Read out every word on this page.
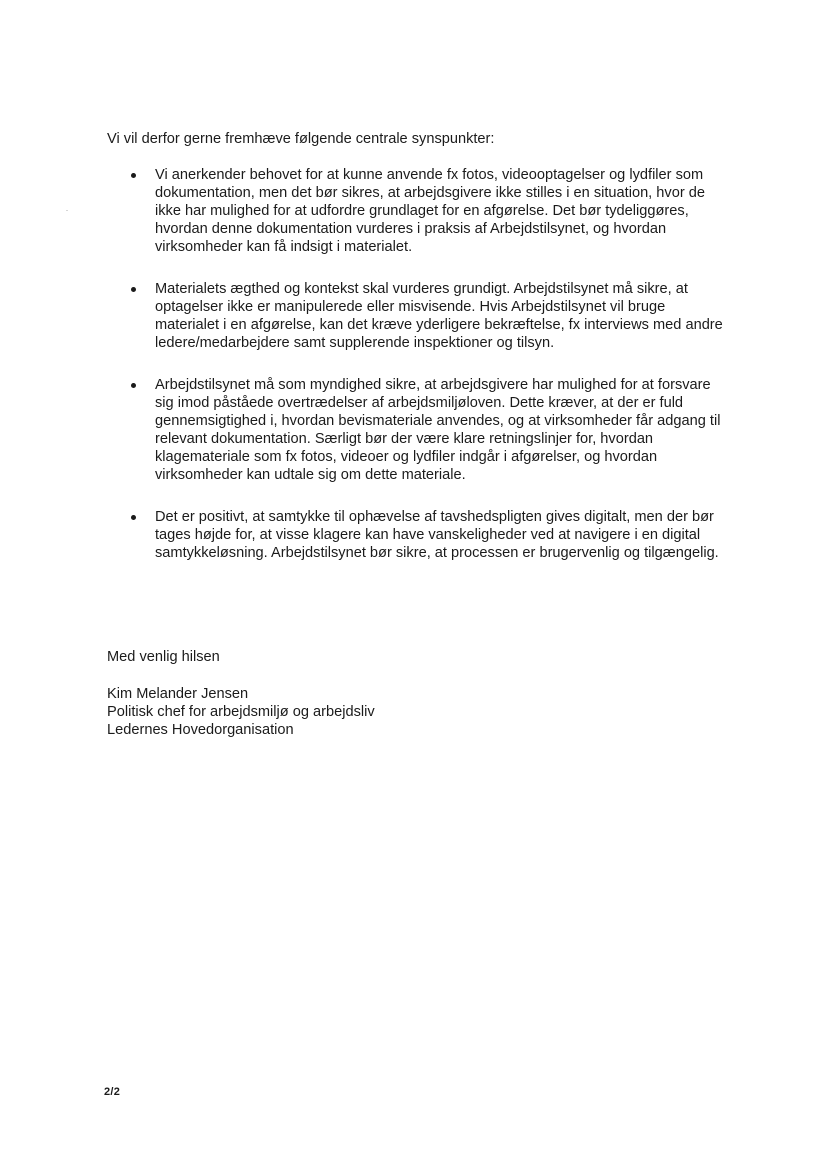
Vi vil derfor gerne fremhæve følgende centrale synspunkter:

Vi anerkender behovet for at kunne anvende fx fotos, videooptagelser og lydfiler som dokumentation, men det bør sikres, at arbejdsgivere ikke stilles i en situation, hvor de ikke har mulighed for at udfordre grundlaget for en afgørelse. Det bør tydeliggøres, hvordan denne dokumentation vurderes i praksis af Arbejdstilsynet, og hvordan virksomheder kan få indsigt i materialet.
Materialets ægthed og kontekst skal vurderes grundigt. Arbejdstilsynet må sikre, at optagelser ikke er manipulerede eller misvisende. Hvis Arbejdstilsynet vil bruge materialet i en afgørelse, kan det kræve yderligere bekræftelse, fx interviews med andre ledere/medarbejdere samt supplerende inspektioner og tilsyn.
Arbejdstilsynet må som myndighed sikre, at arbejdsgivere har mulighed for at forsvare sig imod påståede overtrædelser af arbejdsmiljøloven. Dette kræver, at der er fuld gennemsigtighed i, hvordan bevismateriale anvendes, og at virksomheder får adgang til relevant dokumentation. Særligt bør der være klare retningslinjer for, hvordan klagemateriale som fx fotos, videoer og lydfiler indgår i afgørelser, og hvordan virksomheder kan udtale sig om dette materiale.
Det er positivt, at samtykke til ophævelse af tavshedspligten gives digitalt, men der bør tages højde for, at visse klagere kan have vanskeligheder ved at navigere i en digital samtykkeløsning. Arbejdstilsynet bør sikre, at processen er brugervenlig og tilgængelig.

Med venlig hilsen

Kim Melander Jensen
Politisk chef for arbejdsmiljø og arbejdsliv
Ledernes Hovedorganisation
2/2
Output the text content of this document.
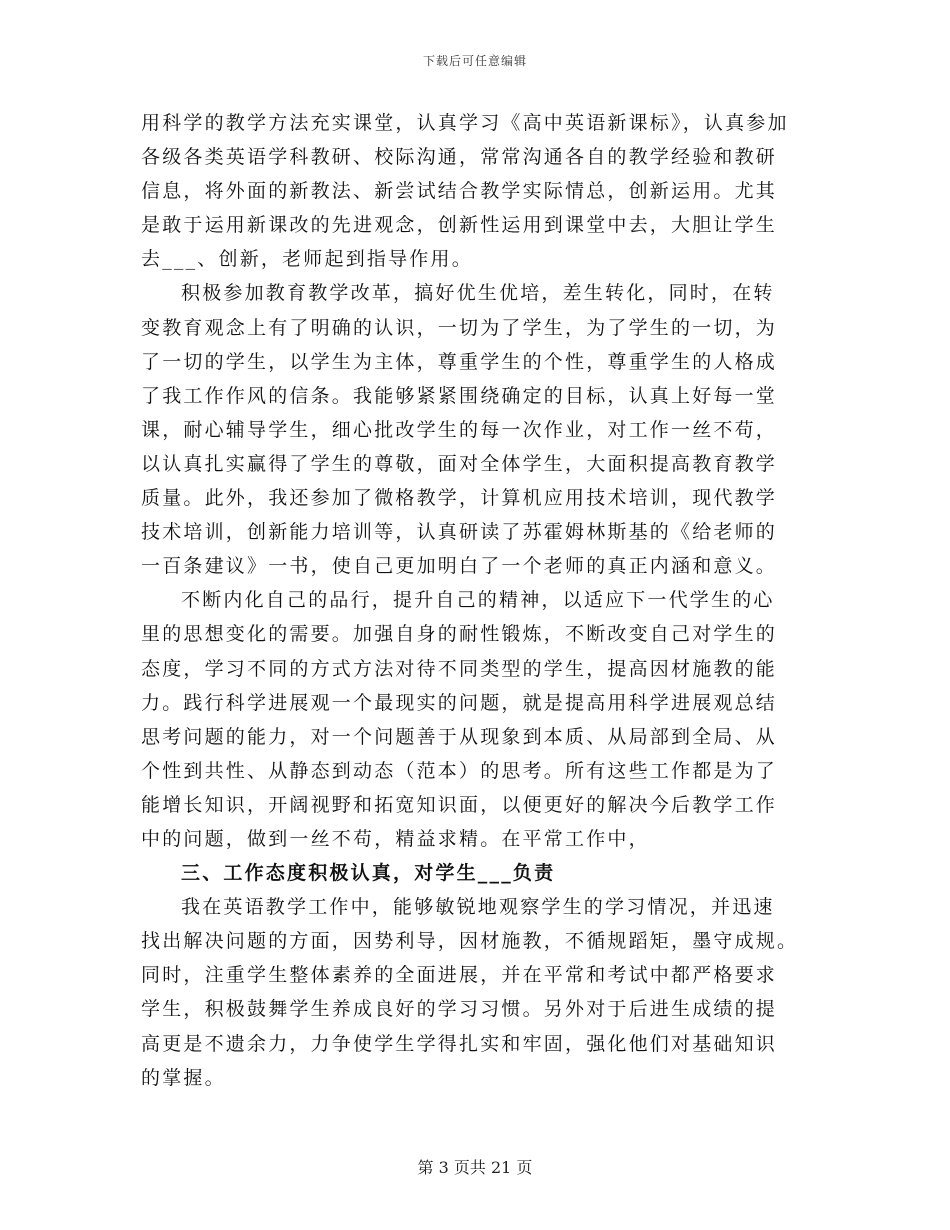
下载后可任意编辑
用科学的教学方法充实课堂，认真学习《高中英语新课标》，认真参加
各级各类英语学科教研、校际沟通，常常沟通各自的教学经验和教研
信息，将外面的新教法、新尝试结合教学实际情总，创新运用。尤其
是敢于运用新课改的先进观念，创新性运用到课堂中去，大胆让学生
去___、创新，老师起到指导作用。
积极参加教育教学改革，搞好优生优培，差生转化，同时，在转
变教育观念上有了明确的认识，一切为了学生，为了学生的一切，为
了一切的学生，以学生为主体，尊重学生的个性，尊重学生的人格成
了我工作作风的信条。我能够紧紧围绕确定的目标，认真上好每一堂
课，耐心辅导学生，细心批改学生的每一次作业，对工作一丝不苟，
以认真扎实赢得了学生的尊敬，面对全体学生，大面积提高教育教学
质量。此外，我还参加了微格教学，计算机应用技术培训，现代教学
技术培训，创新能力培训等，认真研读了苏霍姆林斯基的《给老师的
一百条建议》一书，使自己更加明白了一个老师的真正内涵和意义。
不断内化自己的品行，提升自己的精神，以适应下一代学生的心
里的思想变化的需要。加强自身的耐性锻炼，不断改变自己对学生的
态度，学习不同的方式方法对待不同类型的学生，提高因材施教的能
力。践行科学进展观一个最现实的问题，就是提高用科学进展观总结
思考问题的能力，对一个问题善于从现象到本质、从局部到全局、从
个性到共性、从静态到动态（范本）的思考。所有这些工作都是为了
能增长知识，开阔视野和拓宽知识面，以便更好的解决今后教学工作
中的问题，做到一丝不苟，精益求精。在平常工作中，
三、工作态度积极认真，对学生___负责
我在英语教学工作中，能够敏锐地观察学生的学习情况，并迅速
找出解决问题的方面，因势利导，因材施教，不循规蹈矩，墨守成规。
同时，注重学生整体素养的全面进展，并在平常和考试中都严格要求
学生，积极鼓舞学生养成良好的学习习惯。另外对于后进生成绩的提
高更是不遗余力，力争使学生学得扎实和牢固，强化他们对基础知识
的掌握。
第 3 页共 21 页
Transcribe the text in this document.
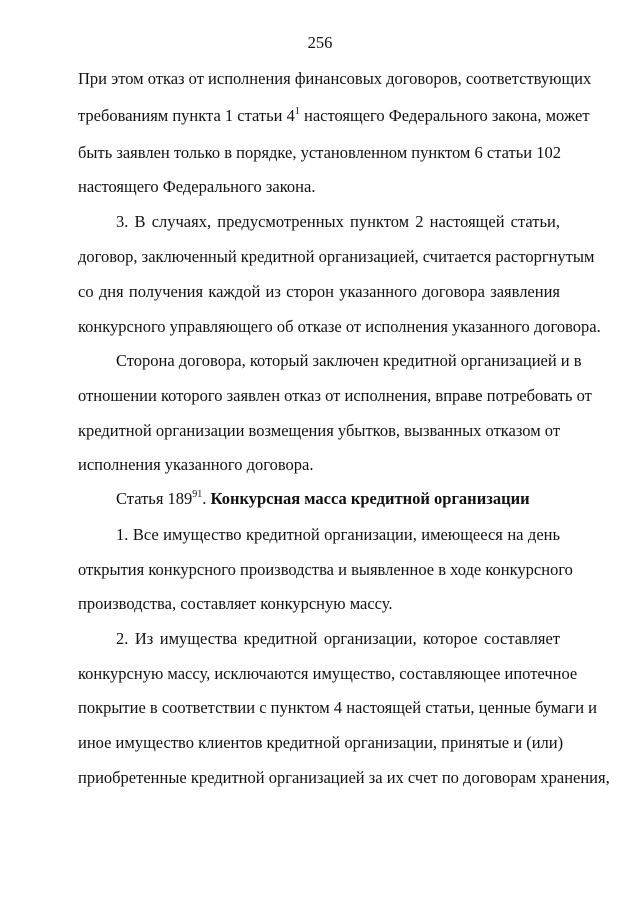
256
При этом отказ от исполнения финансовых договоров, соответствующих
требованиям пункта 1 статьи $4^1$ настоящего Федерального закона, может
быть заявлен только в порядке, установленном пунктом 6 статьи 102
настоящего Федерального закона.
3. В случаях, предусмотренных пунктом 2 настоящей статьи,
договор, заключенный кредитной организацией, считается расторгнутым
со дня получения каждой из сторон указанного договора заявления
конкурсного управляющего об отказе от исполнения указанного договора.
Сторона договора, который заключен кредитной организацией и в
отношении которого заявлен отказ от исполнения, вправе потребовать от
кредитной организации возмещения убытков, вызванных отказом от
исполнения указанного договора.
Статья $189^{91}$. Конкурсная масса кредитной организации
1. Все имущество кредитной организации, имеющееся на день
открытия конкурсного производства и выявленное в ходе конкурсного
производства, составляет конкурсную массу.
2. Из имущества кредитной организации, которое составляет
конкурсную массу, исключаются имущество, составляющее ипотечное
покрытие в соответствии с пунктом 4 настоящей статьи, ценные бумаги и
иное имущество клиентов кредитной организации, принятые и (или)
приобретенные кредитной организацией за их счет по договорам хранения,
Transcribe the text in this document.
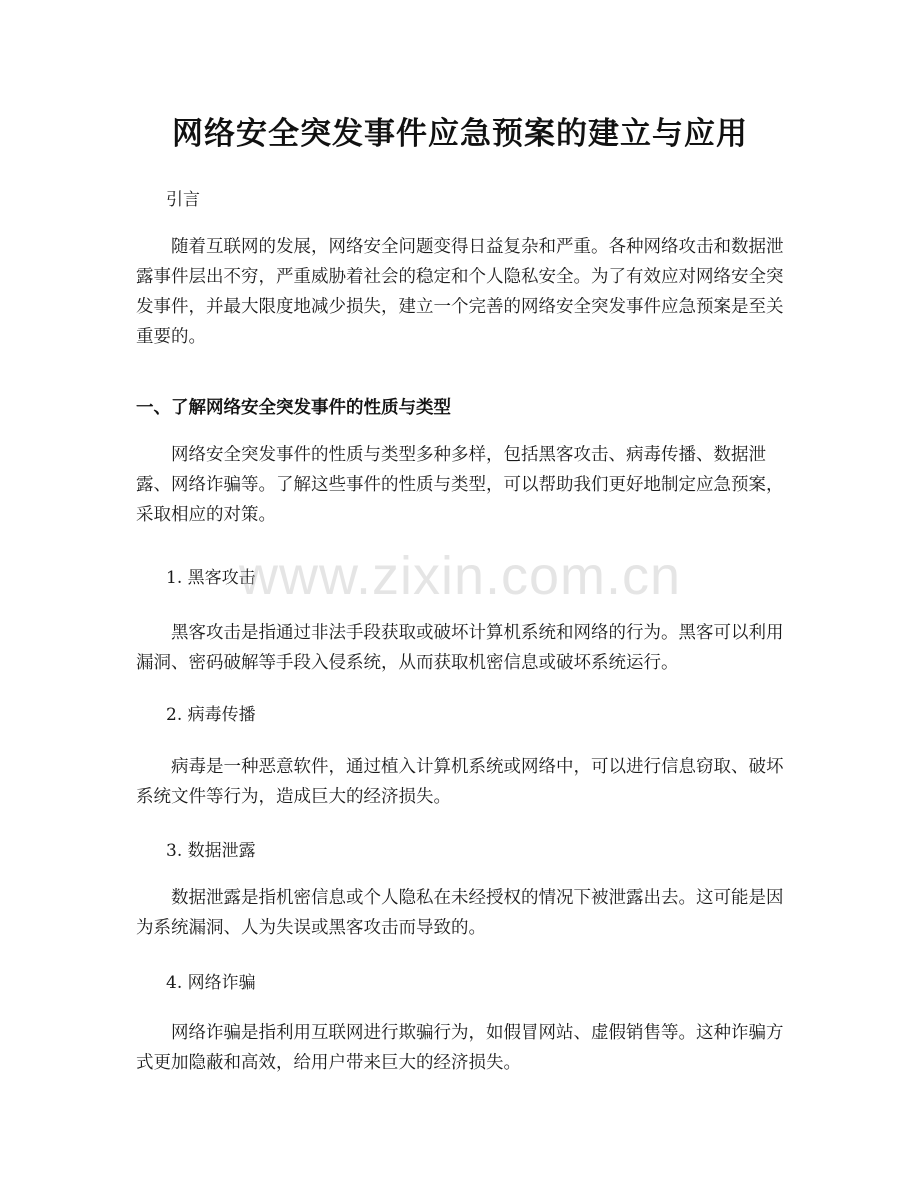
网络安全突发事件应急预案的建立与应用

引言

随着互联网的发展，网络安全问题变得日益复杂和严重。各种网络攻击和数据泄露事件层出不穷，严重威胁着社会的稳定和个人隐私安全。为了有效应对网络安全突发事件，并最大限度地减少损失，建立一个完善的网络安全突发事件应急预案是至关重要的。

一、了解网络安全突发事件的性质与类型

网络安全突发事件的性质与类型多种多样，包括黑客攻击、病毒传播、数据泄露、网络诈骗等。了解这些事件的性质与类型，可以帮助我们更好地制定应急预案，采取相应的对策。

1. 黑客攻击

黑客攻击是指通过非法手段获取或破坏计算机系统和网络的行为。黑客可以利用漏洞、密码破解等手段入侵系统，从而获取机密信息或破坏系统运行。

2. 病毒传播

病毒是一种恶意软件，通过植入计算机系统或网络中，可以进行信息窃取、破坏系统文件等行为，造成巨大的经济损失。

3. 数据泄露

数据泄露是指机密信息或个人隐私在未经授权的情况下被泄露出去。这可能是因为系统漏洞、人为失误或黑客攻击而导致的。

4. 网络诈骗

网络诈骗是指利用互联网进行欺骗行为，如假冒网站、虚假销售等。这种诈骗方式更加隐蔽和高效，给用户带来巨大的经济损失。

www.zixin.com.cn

Written exercise ▸
Make an exact copy of the data, leaving its pictures out.

Exercise answer ▸
Read out every word on this page.
Vi vil derfor gerne fremhæve følgende centrale synspunkter:

Vi anerkender behovet for at kunne anvende fx fotos, videooptagelser og lydfiler som dokumentation, men det bør sikres, at arbejdsgivere ikke stilles i en situation, hvor de ikke har mulighed for at udfordre grundlaget for en afgørelse. Det bør tydeliggøres, hvordan denne dokumentation vurderes i praksis af Arbejdstilsynet, og hvordan virksomheder kan få indsigt i materialet.
Materialets ægthed og kontekst skal vurderes grundigt. Arbejdstilsynet må sikre, at optagelser ikke er manipulerede eller misvisende. Hvis Arbejdstilsynet vil bruge materialet i en afgørelse, kan det kræve yderligere bekræftelse, fx interviews med andre ledere/medarbejdere samt supplerende inspektioner og tilsyn.
Arbejdstilsynet må som myndighed sikre, at arbejdsgivere har mulighed for at forsvare sig imod påståede overtrædelser af arbejdsmiljøloven. Dette kræver, at der er fuld gennemsigtighed i, hvordan bevismateriale anvendes, og at virksomheder får adgang til relevant dokumentation. Særligt bør der være klare retningslinjer for, hvordan klagemateriale som fx fotos, videoer og lydfiler indgår i afgørelser, og hvordan virksomheder kan udtale sig om dette materiale.
Det er positivt, at samtykke til ophævelse af tavshedspligten gives digitalt, men der bør tages højde for, at visse klagere kan have vanskeligheder ved at navigere i en digital samtykkeløsning. Arbejdstilsynet bør sikre, at processen er brugervenlig og tilgængelig.

Med venlig hilsen

Kim Melander Jensen
Politisk chef for arbejdsmiljø og arbejdsliv
Ledernes Hovedorganisation
2/2
Output the text content of this document.
下载后可任意编辑
用科学的教学方法充实课堂，认真学习《高中英语新课标》，认真参加
各级各类英语学科教研、校际沟通，常常沟通各自的教学经验和教研
信息，将外面的新教法、新尝试结合教学实际情总，创新运用。尤其
是敢于运用新课改的先进观念，创新性运用到课堂中去，大胆让学生
去___、创新，老师起到指导作用。
积极参加教育教学改革，搞好优生优培，差生转化，同时，在转
变教育观念上有了明确的认识，一切为了学生，为了学生的一切，为
了一切的学生，以学生为主体，尊重学生的个性，尊重学生的人格成
了我工作作风的信条。我能够紧紧围绕确定的目标，认真上好每一堂
课，耐心辅导学生，细心批改学生的每一次作业，对工作一丝不苟，
以认真扎实赢得了学生的尊敬，面对全体学生，大面积提高教育教学
质量。此外，我还参加了微格教学，计算机应用技术培训，现代教学
技术培训，创新能力培训等，认真研读了苏霍姆林斯基的《给老师的
一百条建议》一书，使自己更加明白了一个老师的真正内涵和意义。
不断内化自己的品行，提升自己的精神，以适应下一代学生的心
里的思想变化的需要。加强自身的耐性锻炼，不断改变自己对学生的
态度，学习不同的方式方法对待不同类型的学生，提高因材施教的能
力。践行科学进展观一个最现实的问题，就是提高用科学进展观总结
思考问题的能力，对一个问题善于从现象到本质、从局部到全局、从
个性到共性、从静态到动态（范本）的思考。所有这些工作都是为了
能增长知识，开阔视野和拓宽知识面，以便更好的解决今后教学工作
中的问题，做到一丝不苟，精益求精。在平常工作中，
三、工作态度积极认真，对学生___负责
我在英语教学工作中，能够敏锐地观察学生的学习情况，并迅速
找出解决问题的方面，因势利导，因材施教，不循规蹈矩，墨守成规。
同时，注重学生整体素养的全面进展，并在平常和考试中都严格要求
学生，积极鼓舞学生养成良好的学习习惯。另外对于后进生成绩的提
高更是不遗余力，力争使学生学得扎实和牢固，强化他们对基础知识
的掌握。
第 3 页共 21 页
Transcribe the text in this document.
256
При этом отказ от исполнения финансовых договоров, соответствующих
требованиям пункта 1 статьи $4^1$ настоящего Федерального закона, может
быть заявлен только в порядке, установленном пунктом 6 статьи 102
настоящего Федерального закона.
3. В случаях, предусмотренных пунктом 2 настоящей статьи,
договор, заключенный кредитной организацией, считается расторгнутым
со дня получения каждой из сторон указанного договора заявления
конкурсного управляющего об отказе от исполнения указанного договора.
Сторона договора, который заключен кредитной организацией и в
отношении которого заявлен отказ от исполнения, вправе потребовать от
кредитной организации возмещения убытков, вызванных отказом от
исполнения указанного договора.
Статья $189^{91}$. Конкурсная масса кредитной организации
1. Все имущество кредитной организации, имеющееся на день
открытия конкурсного производства и выявленное в ходе конкурсного
производства, составляет конкурсную массу.
2. Из имущества кредитной организации, которое составляет
конкурсную массу, исключаются имущество, составляющее ипотечное
покрытие в соответствии с пунктом 4 настоящей статьи, ценные бумаги и
иное имущество клиентов кредитной организации, принятые и (или)
приобретенные кредитной организацией за их счет по договорам хранения,
Transcribe the text in this document.
网络安全突发事件应急预案的建立与应用

引言

随着互联网的发展，网络安全问题变得日益复杂和严重。各种网络攻击和数据泄露事件层出不穷，严重威胁着社会的稳定和个人隐私安全。为了有效应对网络安全突发事件，并最大限度地减少损失，建立一个完善的网络安全突发事件应急预案是至关重要的。

一、了解网络安全突发事件的性质与类型

网络安全突发事件的性质与类型多种多样，包括黑客攻击、病毒传播、数据泄露、网络诈骗等。了解这些事件的性质与类型，可以帮助我们更好地制定应急预案，采取相应的对策。

1. 黑客攻击

黑客攻击是指通过非法手段获取或破坏计算机系统和网络的行为。黑客可以利用漏洞、密码破解等手段入侵系统，从而获取机密信息或破坏系统运行。

2. 病毒传播

病毒是一种恶意软件，通过植入计算机系统或网络中，可以进行信息窃取、破坏系统文件等行为，造成巨大的经济损失。

3. 数据泄露

数据泄露是指机密信息或个人隐私在未经授权的情况下被泄露出去。这可能是因为系统漏洞、人为失误或黑客攻击而导致的。

4. 网络诈骗

网络诈骗是指利用互联网进行欺骗行为，如假冒网站、虚假销售等。这种诈骗方式更加隐蔽和高效，给用户带来巨大的经济损失。

www.zixin.com.cn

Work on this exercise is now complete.